<<<<

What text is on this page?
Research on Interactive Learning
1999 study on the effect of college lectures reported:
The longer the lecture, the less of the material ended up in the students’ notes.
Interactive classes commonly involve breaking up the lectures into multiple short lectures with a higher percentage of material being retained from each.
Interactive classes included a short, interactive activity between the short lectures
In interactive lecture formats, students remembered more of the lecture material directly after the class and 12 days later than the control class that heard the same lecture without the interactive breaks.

>>>>

> [Task details] Each line containing the word "material" counts once; say how many such lines there are, giving only the number.

> [Answer for the task] 3